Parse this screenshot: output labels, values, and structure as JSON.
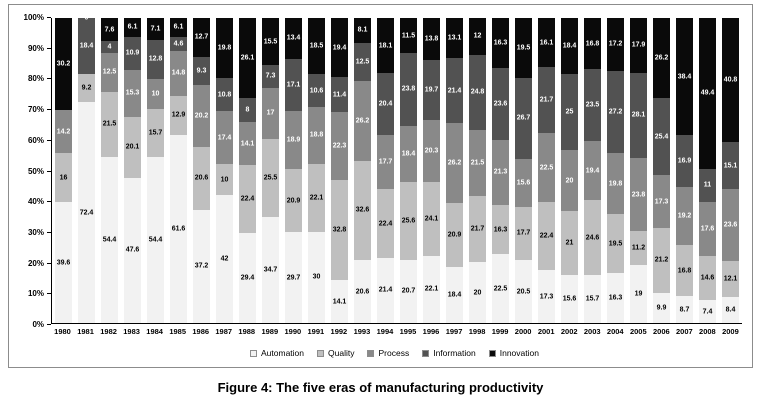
{
  "figure": {
    "caption": "Figure 4: The five eras of manufacturing productivity"
  },
  "chart_data": {
    "type": "bar",
    "variant": "stacked-100-percent",
    "categories": [
      "1980",
      "1981",
      "1982",
      "1983",
      "1984",
      "1985",
      "1986",
      "1987",
      "1988",
      "1989",
      "1990",
      "1991",
      "1992",
      "1993",
      "1994",
      "1995",
      "1996",
      "1997",
      "1998",
      "1999",
      "2000",
      "2001",
      "2002",
      "2003",
      "2004",
      "2005",
      "2006",
      "2007",
      "2008",
      "2009"
    ],
    "series": [
      {
        "name": "Automation",
        "color": "#f2f2f2",
        "label_color": "#000000",
        "values": [
          39.6,
          72.4,
          54.4,
          47.6,
          54.4,
          61.6,
          37.2,
          42,
          29.4,
          34.7,
          29.7,
          30,
          14.1,
          20.6,
          21.4,
          20.7,
          22.1,
          18.4,
          20,
          22.5,
          20.5,
          17.3,
          15.6,
          15.7,
          16.3,
          19,
          9.9,
          8.7,
          7.4,
          8.4
        ]
      },
      {
        "name": "Quality",
        "color": "#bfbfbf",
        "label_color": "#000000",
        "values": [
          16,
          9.2,
          21.5,
          20.1,
          15.7,
          12.9,
          20.6,
          10,
          22.4,
          25.5,
          20.9,
          22.1,
          32.8,
          32.6,
          22.4,
          25.6,
          24.1,
          20.9,
          21.7,
          16.3,
          17.7,
          22.4,
          21,
          24.6,
          19.5,
          11.2,
          21.2,
          16.8,
          14.6,
          12.1
        ]
      },
      {
        "name": "Process",
        "color": "#898989",
        "label_color": "#ffffff",
        "values": [
          14.2,
          0,
          12.5,
          15.3,
          10,
          14.8,
          20.2,
          17.4,
          14.1,
          17,
          18.9,
          18.8,
          22.3,
          26.2,
          17.7,
          18.4,
          20.3,
          26.2,
          21.5,
          21.3,
          15.6,
          22.5,
          20,
          19.4,
          19.8,
          23.8,
          17.3,
          19.2,
          17.6,
          23.6
        ]
      },
      {
        "name": "Information",
        "color": "#525252",
        "label_color": "#ffffff",
        "values": [
          0,
          18.4,
          4,
          10.9,
          12.8,
          4.6,
          9.3,
          10.8,
          8,
          7.3,
          17.1,
          10.6,
          11.4,
          12.5,
          20.4,
          23.8,
          19.7,
          21.4,
          24.8,
          23.6,
          26.7,
          21.7,
          25,
          23.5,
          27.2,
          28.1,
          25.4,
          16.9,
          11,
          15.1
        ]
      },
      {
        "name": "Innovation",
        "color": "#0a0a0a",
        "label_color": "#ffffff",
        "values": [
          30.2,
          0,
          7.6,
          6.1,
          7.1,
          6.1,
          12.7,
          19.8,
          26.1,
          15.5,
          13.4,
          18.5,
          19.4,
          8.1,
          18.1,
          11.5,
          13.8,
          13.1,
          12,
          16.3,
          19.5,
          16.1,
          18.4,
          16.8,
          17.2,
          17.9,
          26.2,
          38.4,
          49.4,
          40.8
        ]
      }
    ],
    "y_ticks": [
      "0%",
      "10%",
      "20%",
      "30%",
      "40%",
      "50%",
      "60%",
      "70%",
      "80%",
      "90%",
      "100%"
    ],
    "ylim": [
      0,
      100
    ],
    "grid": false,
    "legend_position": "bottom",
    "explicit_zero_labels": [
      {
        "series": "Innovation",
        "category": "1981"
      }
    ]
  }
}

GIVEN TASK: Determine how many lines of this listing contain "name", and give only the number.

SOLUTION: 5